### What to produce
Repeat every record below exactly, but leave out any pictures.

### Dataset rows
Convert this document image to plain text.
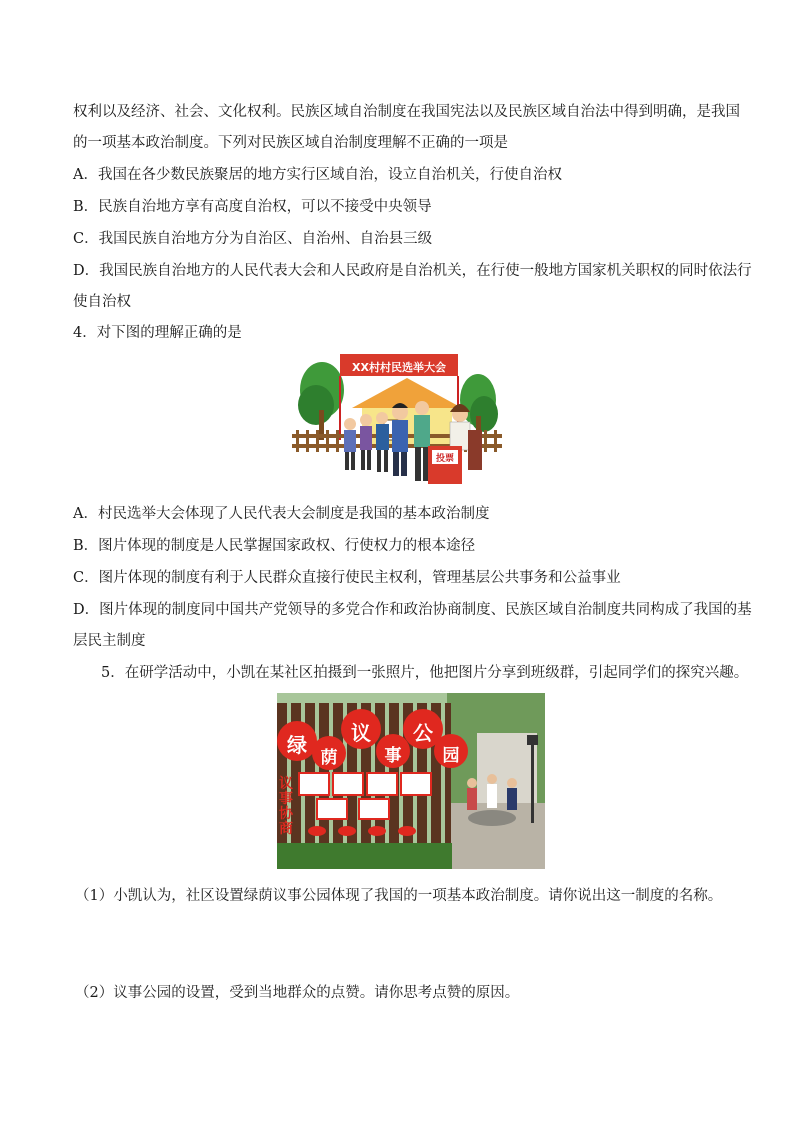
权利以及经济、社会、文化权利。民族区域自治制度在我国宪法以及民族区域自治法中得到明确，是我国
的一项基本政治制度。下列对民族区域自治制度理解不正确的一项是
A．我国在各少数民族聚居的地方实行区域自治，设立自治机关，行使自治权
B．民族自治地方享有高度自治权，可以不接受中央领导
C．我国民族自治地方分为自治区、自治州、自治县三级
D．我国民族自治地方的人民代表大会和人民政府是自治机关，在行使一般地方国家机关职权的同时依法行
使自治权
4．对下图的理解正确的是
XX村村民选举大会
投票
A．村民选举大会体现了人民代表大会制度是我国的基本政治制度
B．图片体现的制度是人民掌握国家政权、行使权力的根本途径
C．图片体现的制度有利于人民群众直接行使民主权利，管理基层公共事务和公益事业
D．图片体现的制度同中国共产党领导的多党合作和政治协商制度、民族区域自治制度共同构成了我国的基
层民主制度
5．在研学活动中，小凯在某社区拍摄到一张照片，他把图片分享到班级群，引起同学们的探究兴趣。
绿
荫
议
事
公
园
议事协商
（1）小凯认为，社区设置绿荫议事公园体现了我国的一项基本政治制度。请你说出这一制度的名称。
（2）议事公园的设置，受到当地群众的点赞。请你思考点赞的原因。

### Task response
Convert this document image to plain text.
权利以及经济、社会、文化权利。民族区域自治制度在我国宪法以及民族区域自治法中得到明确，是我国
的一项基本政治制度。下列对民族区域自治制度理解不正确的一项是
A．我国在各少数民族聚居的地方实行区域自治，设立自治机关，行使自治权
B．民族自治地方享有高度自治权，可以不接受中央领导
C．我国民族自治地方分为自治区、自治州、自治县三级
D．我国民族自治地方的人民代表大会和人民政府是自治机关，在行使一般地方国家机关职权的同时依法行
使自治权
4．对下图的理解正确的是
XX村村民选举大会
投票
A．村民选举大会体现了人民代表大会制度是我国的基本政治制度
B．图片体现的制度是人民掌握国家政权、行使权力的根本途径
C．图片体现的制度有利于人民群众直接行使民主权利，管理基层公共事务和公益事业
D．图片体现的制度同中国共产党领导的多党合作和政治协商制度、民族区域自治制度共同构成了我国的基
层民主制度
5．在研学活动中，小凯在某社区拍摄到一张照片，他把图片分享到班级群，引起同学们的探究兴趣。
绿
荫
议
事
公
园
议事协商
（1）小凯认为，社区设置绿荫议事公园体现了我国的一项基本政治制度。请你说出这一制度的名称。
（2）议事公园的设置，受到当地群众的点赞。请你思考点赞的原因。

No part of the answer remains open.